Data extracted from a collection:
## Begin
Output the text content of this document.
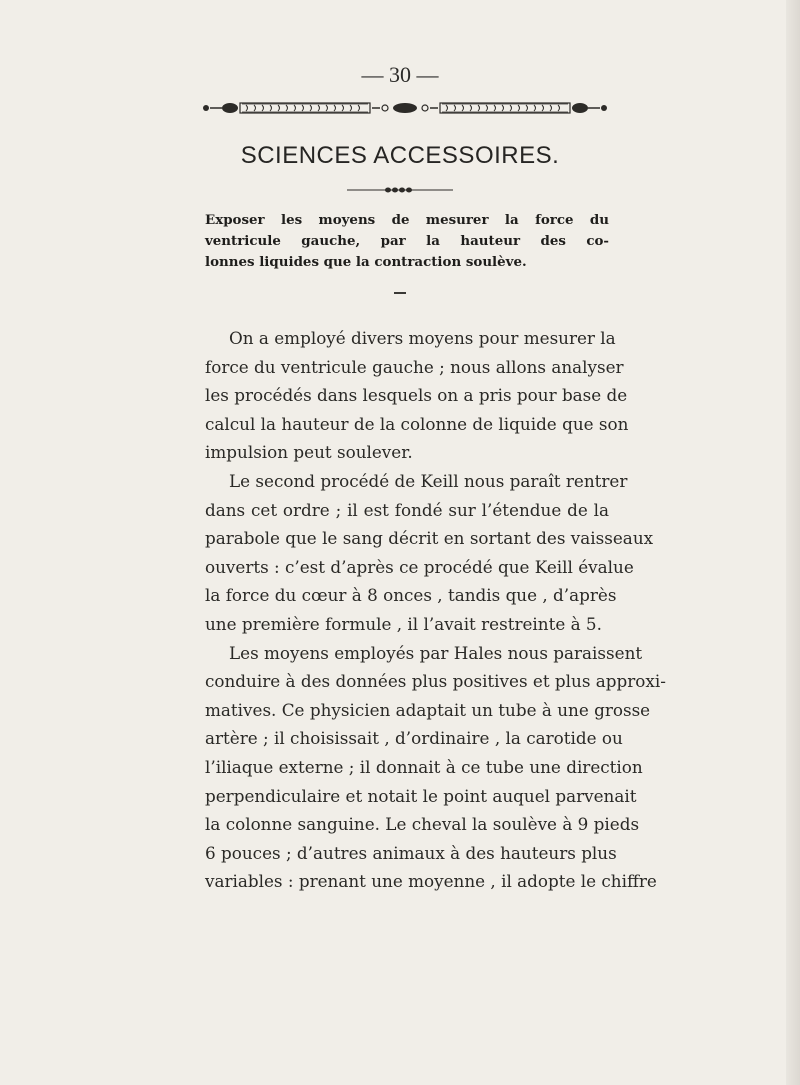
— 30 —
SCIENCES ACCESSOIRES.
Exposer les moyens de mesurer la force du
ventricule gauche, par la hauteur des co-
lonnes liquides que la contraction soulève.

On a employé divers moyens pour mesurer la
force du ventricule gauche ; nous allons analyser
les procédés dans lesquels on a pris pour base de
calcul la hauteur de la colonne de liquide que son
impulsion peut soulever.

Le second procédé de Keill nous paraît rentrer
dans cet ordre ; il est fondé sur l’étendue de la
parabole que le sang décrit en sortant des vaisseaux
ouverts : c’est d’après ce procédé que Keill évalue
la force du cœur à 8 onces , tandis que , d’après
une première formule , il l’avait restreinte à 5.

Les moyens employés par Hales nous paraissent
conduire à des données plus positives et plus approxi-
matives. Ce physicien adaptait un tube à une grosse
artère ; il choisissait , d’ordinaire , la carotide ou
l’iliaque externe ; il donnait à ce tube une direction
perpendiculaire et notait le point auquel parvenait
la colonne sanguine. Le cheval la soulève à 9 pieds
6 pouces ; d’autres animaux à des hauteurs plus
variables : prenant une moyenne , il adopte le chiffre
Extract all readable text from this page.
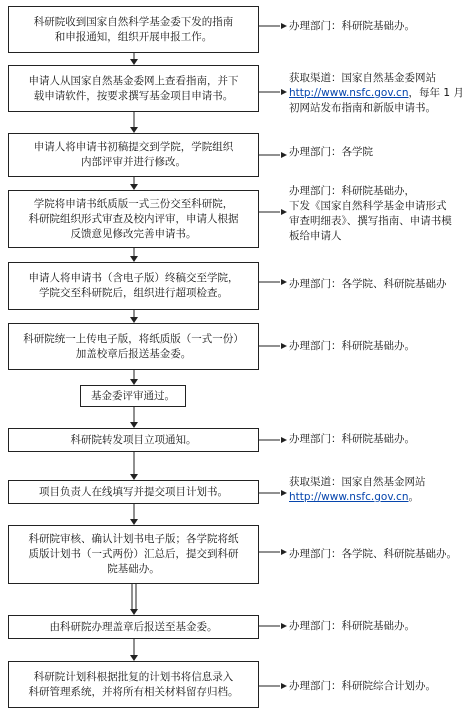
科研院收到国家自然科学基金委下发的指南
和申报通知，组织开展申报工作。
申请人从国家自然基金委网上查看指南，并下
载申请软件，按要求撰写基金项目申请书。
申请人将申请书初稿提交到学院，学院组织
内部评审并进行修改。
学院将申请书纸质版一式三份交至科研院，
科研院组织形式审查及校内评审，申请人根据
反馈意见修改完善申请书。
申请人将申请书（含电子版）终稿交至学院，
学院交至科研院后，组织进行超项检查。
科研院统一上传电子版，将纸质版（一式一份）
加盖校章后报送基金委。
基金委评审通过。
科研院转发项目立项通知。
项目负责人在线填写并提交项目计划书。
科研院审核、确认计划书电子版；各学院将纸
质版计划书（一式两份）汇总后，提交到科研
院基础办。
由科研院办理盖章后报送至基金委。
科研院计划科根据批复的计划书将信息录入
科研管理系统，并将所有相关材料留存归档。
办理部门：科研院基础办。
获取渠道：国家自然基金委网站
http://www.nsfc.gov.cn，每年 1 月
初网站发布指南和新版申请书。
办理部门：各学院
办理部门：科研院基础办，
下发《国家自然科学基金申请形式
审查明细表》、撰写指南、申请书模
板给申请人
办理部门：各学院、科研院基础办
办理部门：科研院基础办。
办理部门：科研院基础办。
获取渠道：国家自然基金网站
http://www.nsfc.gov.cn。
办理部门：各学院、科研院基础办。
办理部门：科研院基础办。
办理部门：科研院综合计划办。
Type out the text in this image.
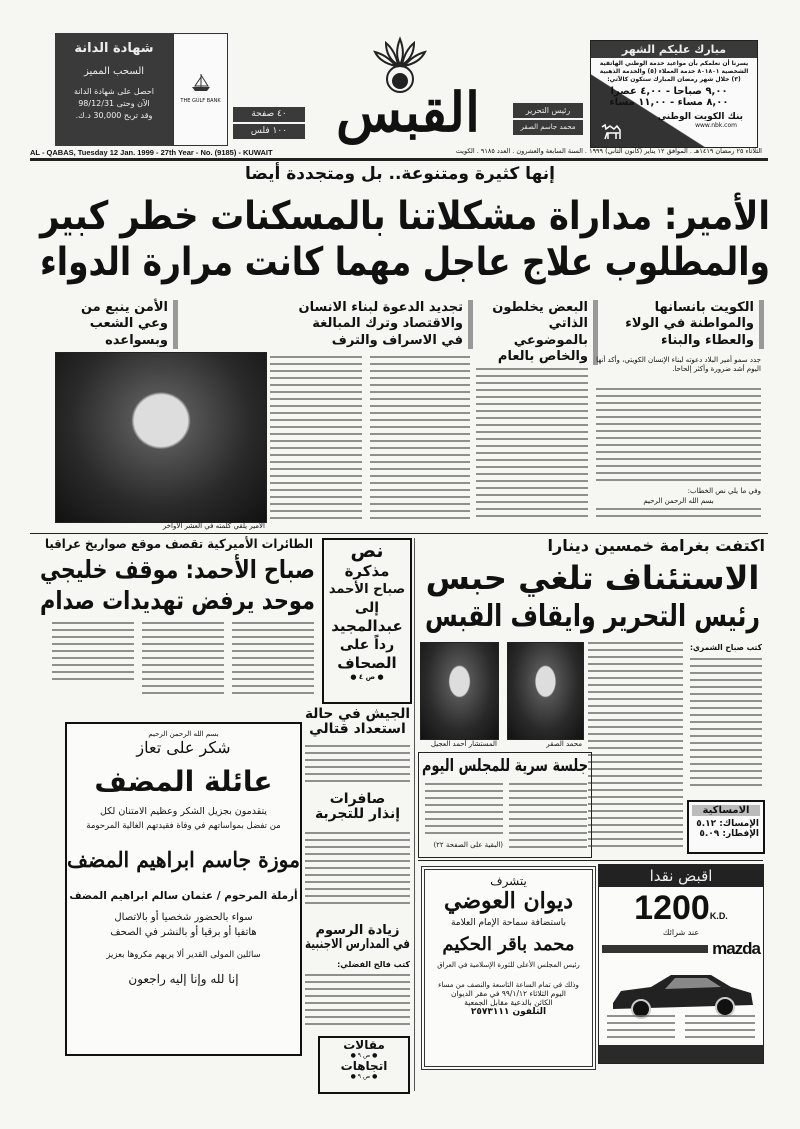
شهادة الدانة
السحب المميز
احصل على شهادة الدانة
الآن وحتى 98/12/31
وقد تربح 30,000 د.ك.
THE GULF BANK
٤٠ صفحة
١٠٠ فلس القبس	رئيس التحرير
محمد جاسم الصقر
مبارك عليكم الشهر
يسرنا أن نعلمكم بأن مواعيد خدمة الوطني الهاتفية الشخصية ٨٠١٨٠١ خدمة العملاء (٥) والخدمة الذهبية (٣) خلال شهر رمضان المبارك ستكون كالآتي:
٩,٠٠ صباحا - ٤,٠٠ عصرا
٨,٠٠ مساء - ١١,٠٠ مساء
بنك الكويت الوطني
www.nbk.com
AL - QABAS, Tuesday 12 Jan. 1999 - 27th Year - No. (9185) - KUWAIT	الثلاثاء ٢٥ رمضان ١٤١٩هـ . الموافق ١٢ يناير (كانون الثاني) ١٩٩٩ . السنة السابعة والعشرون . العدد ٩١٨٥ . الكويت
إنها كثيرة ومتنوعة.. بل ومتجددة أيضا
الأمير: مداراة مشكلاتنا بالمسكنات خطر كبير
والمطلوب علاج عاجل مهما كانت مرارة الدواء
الكويت بانسانها والمواطنة في الولاء والعطاء والبناء
البعض يخلطون الذاتي بالموضوعي والخاص بالعام
تجديد الدعوة لبناء الانسان والاقتصاد وترك المبالغة في الاسراف والترف
الأمن ينبع من وعي الشعب وبسواعده
جدد سمو أمير البلاد دعوته لبناء الإنسان الكويتي، وأكد أنها اليوم أشد ضرورة وأكثر إلحاحا.
وفي ما يلي نص الخطاب:
بسم الله الرحمن الرحيم
الأمير يلقي كلمته في العشر الأواخر
اكتفت بغرامة خمسين دينارا
الاستئناف تلغي حبس
رئيس التحرير وايقاف القبس
المستشار أحمد العجيل	محمد الصقر
كتب صباح الشمري:
الامساكية
الإمساك: ٥.١٢
الإفطار: ٥.٠٩
جلسة سرية للمجلس اليوم
(البقية على الصفحة ٢٢)
نص
مذكرة
صباح الأحمد
إلى
عبدالمجيد
رداً على
الصحاف
● ص ٤ ●
الجيش في حالة
استعداد قتالي
صافرات
إنذار للتجربة
زيادة الرسوم
في المدارس الاجنبية
كتب فالح الفضلي:
مقالات
● ص ٩ ●
اتجاهات
● ص ٩ ●
الطائرات الأميركية تقصف موقع صواريخ عراقيا
صباح الأحمد: موقف خليجي
موحد يرفض تهديدات صدام
بسم الله الرحمن الرحيم
شكر على تعاز
عائلة المضف
يتقدمون بجزيل الشكر وعظيم الامتنان لكل
من تفضل بمواساتهم في وفاة فقيدتهم الغالية المرحومة
موزة جاسم ابراهيم المضف
أرملة المرحوم / عثمان سالم ابراهيم المضف
سواء بالحضور شخصيا أو بالاتصال
هاتفيا أو برقيا أو بالنشر في الصحف
سائلين المولى القدير ألا يريهم مكروها بعزيز
إنا لله وإنا إليه راجعون
يتشرف
ديوان العوضي
باستضافة سماحة الإمام العلامة
محمد باقر الحكيم
رئيس المجلس الأعلى للثورة الإسلامية في العراق
وذلك في تمام الساعة التاسعة والنصف من مساء
اليوم الثلاثاء ٩٩/١/١٢ في مقر الديوان
الكائن بالدعية مقابل الجمعية
التلفون ٢٥٧٣١١١
اقبض نقدا
1200K.D.
عند شرائك
mazda
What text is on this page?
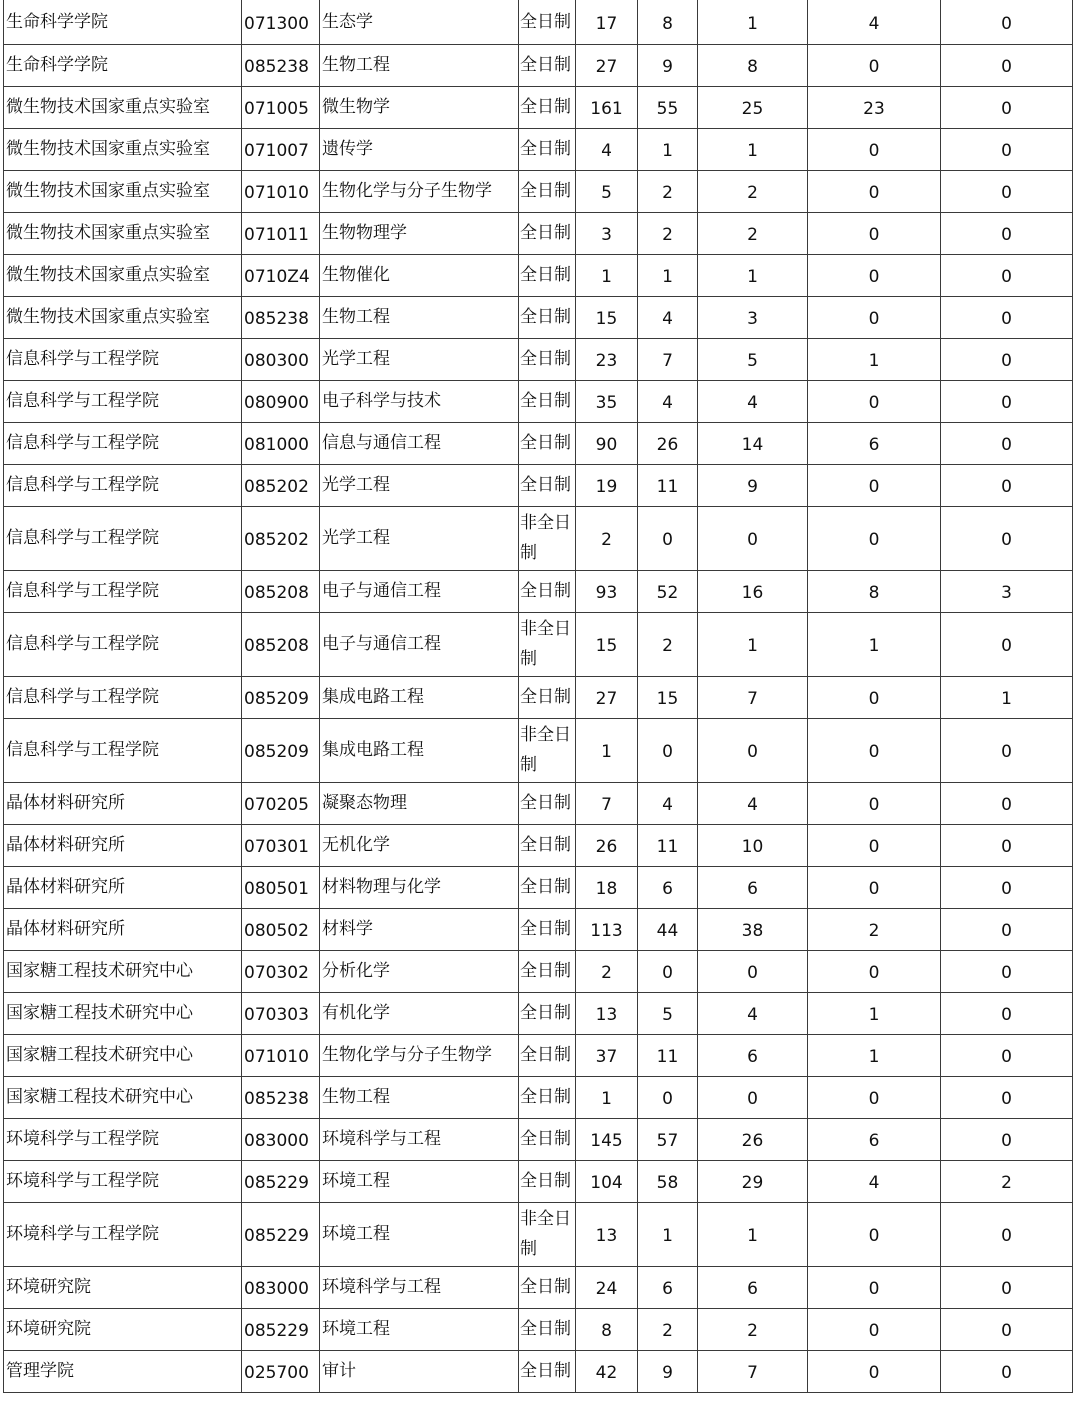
生命科学学院	071300	生态学	全日制	17	8	1	4	0
生命科学学院	085238	生物工程	全日制	27	9	8	0	0
微生物技术国家重点实验室	071005	微生物学	全日制	161	55	25	23	0
微生物技术国家重点实验室	071007	遗传学	全日制	4	1	1	0	0
微生物技术国家重点实验室	071010	生物化学与分子生物学	全日制	5	2	2	0	0
微生物技术国家重点实验室	071011	生物物理学	全日制	3	2	2	0	0
微生物技术国家重点实验室	0710Z4	生物催化	全日制	1	1	1	0	0
微生物技术国家重点实验室	085238	生物工程	全日制	15	4	3	0	0
信息科学与工程学院	080300	光学工程	全日制	23	7	5	1	0
信息科学与工程学院	080900	电子科学与技术	全日制	35	4	4	0	0
信息科学与工程学院	081000	信息与通信工程	全日制	90	26	14	6	0
信息科学与工程学院	085202	光学工程	全日制	19	11	9	0	0
信息科学与工程学院	085202	光学工程	非全日制	2	0	0	0	0
信息科学与工程学院	085208	电子与通信工程	全日制	93	52	16	8	3
信息科学与工程学院	085208	电子与通信工程	非全日制	15	2	1	1	0
信息科学与工程学院	085209	集成电路工程	全日制	27	15	7	0	1
信息科学与工程学院	085209	集成电路工程	非全日制	1	0	0	0	0
晶体材料研究所	070205	凝聚态物理	全日制	7	4	4	0	0
晶体材料研究所	070301	无机化学	全日制	26	11	10	0	0
晶体材料研究所	080501	材料物理与化学	全日制	18	6	6	0	0
晶体材料研究所	080502	材料学	全日制	113	44	38	2	0
国家糖工程技术研究中心	070302	分析化学	全日制	2	0	0	0	0
国家糖工程技术研究中心	070303	有机化学	全日制	13	5	4	1	0
国家糖工程技术研究中心	071010	生物化学与分子生物学	全日制	37	11	6	1	0
国家糖工程技术研究中心	085238	生物工程	全日制	1	0	0	0	0
环境科学与工程学院	083000	环境科学与工程	全日制	145	57	26	6	0
环境科学与工程学院	085229	环境工程	全日制	104	58	29	4	2
环境科学与工程学院	085229	环境工程	非全日制	13	1	1	0	0
环境研究院	083000	环境科学与工程	全日制	24	6	6	0	0
环境研究院	085229	环境工程	全日制	8	2	2	0	0
管理学院	025700	审计	全日制	42	9	7	0	0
## End
▶ **THE PROBLEM**: Gather up the lines containing the word "国家糖工程技术研究中心" from these records and copy them.

▶ **WRITTEN REPLY**:
国家糖工程技术研究中心	070302	分析化学	全日制	2	0	0	0	0
国家糖工程技术研究中心	070303	有机化学	全日制	13	5	4	1	0
国家糖工程技术研究中心	071010	生物化学与分子生物学	全日制	37	11	6	1	0
国家糖工程技术研究中心	085238	生物工程	全日制	1	0	0	0	0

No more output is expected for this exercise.